-- START SUPPLIED RECORDS --

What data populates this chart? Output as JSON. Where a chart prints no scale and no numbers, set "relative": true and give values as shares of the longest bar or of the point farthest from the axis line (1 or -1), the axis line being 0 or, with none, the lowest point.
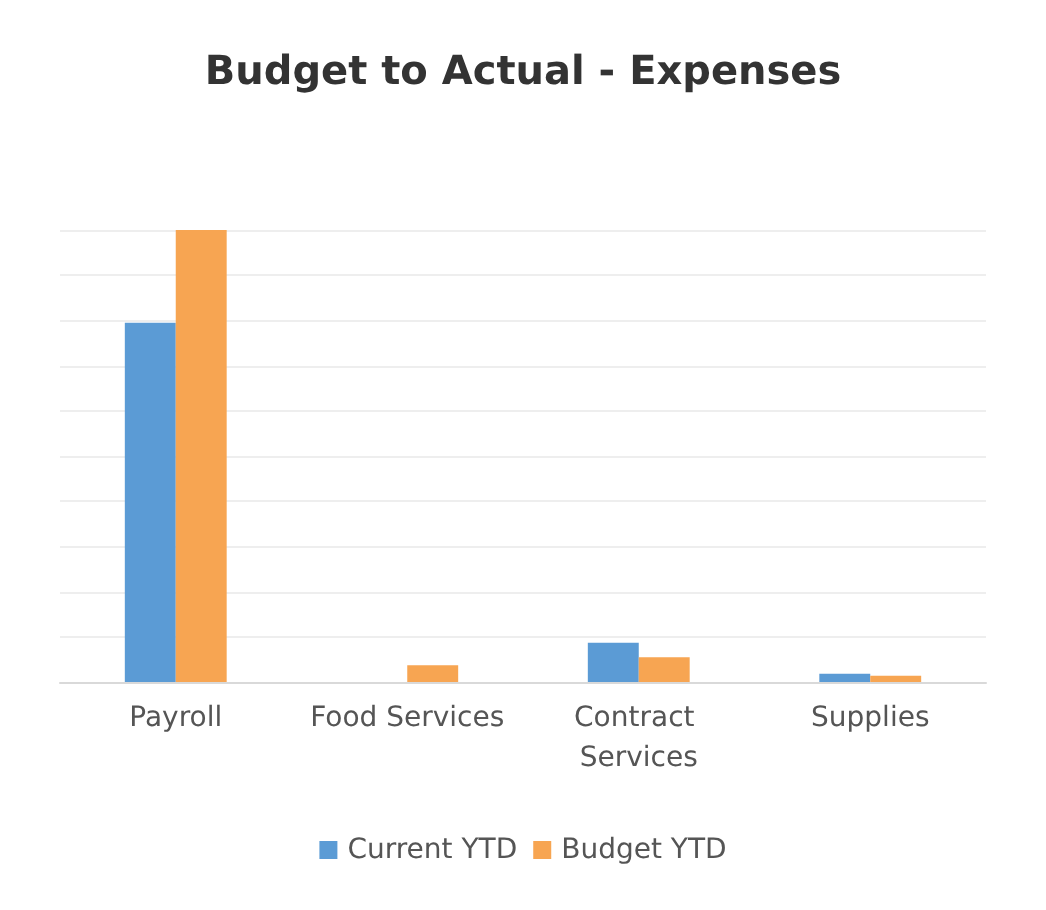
{
  "chart_data": {
    "type": "bar",
    "title": "Budget to Actual - Expenses",
    "categories": [
      "Payroll",
      "Food Services",
      "Contract Services",
      "Supplies"
    ],
    "relative": true,
    "grid": "y",
    "legend": "bottom",
    "series": [
      {
        "name": "Current YTD",
        "color": "#5b9bd5",
        "values": [
          0.795,
          0,
          0.087,
          0.018
        ]
      },
      {
        "name": "Budget YTD",
        "color": "#f7a552",
        "values": [
          1,
          0.037,
          0.055,
          0.014
        ]
      }
    ]
  }
}
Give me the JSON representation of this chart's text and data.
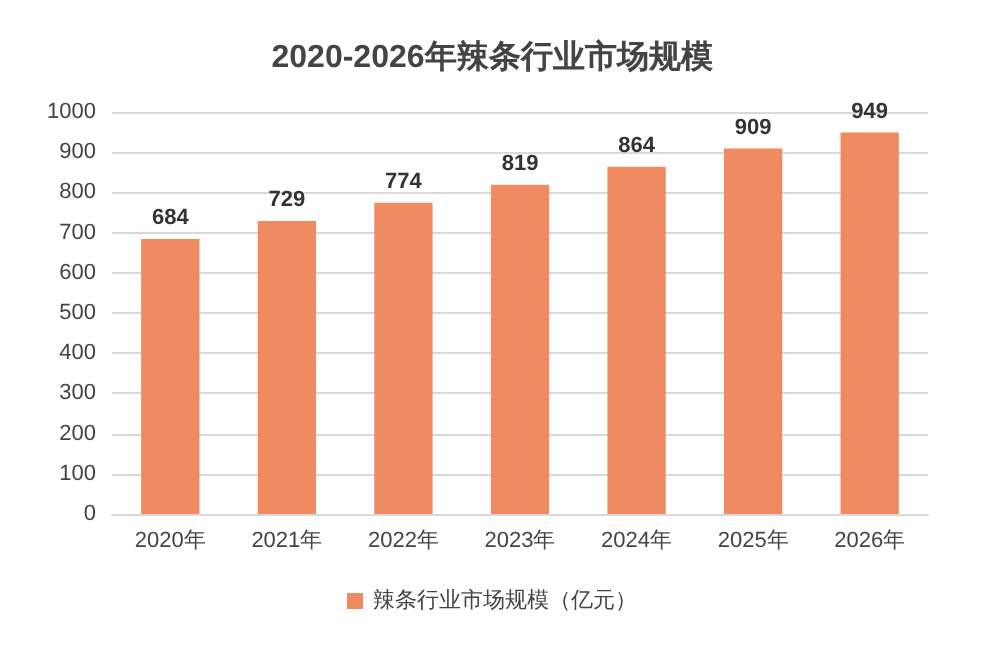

-- END SUPPLIED RECORDS --

INSTRUCTION. Leaving out the pictures, repeat the data above exactly.

RESULT.
What data populates this chart? Output as JSON. Where a chart prints no scale and no numbers, set "relative": true and give values as shares of the longest bar or of the point farthest from the axis line (1 or -1), the axis line being 0 or, with none, the lowest point.
{
  "chart_data": {
    "type": "bar",
    "title": "Budget to Actual - Expenses",
    "categories": [
      "Payroll",
      "Food Services",
      "Contract Services",
      "Supplies"
    ],
    "relative": true,
    "grid": "y",
    "legend": "bottom",
    "series": [
      {
        "name": "Current YTD",
        "color": "#5b9bd5",
        "values": [
          0.795,
          0,
          0.087,
          0.018
        ]
      },
      {
        "name": "Budget YTD",
        "color": "#f7a552",
        "values": [
          1,
          0.037,
          0.055,
          0.014
        ]
      }
    ]
  }
}
Give me the JSON representation of this chart's text and data.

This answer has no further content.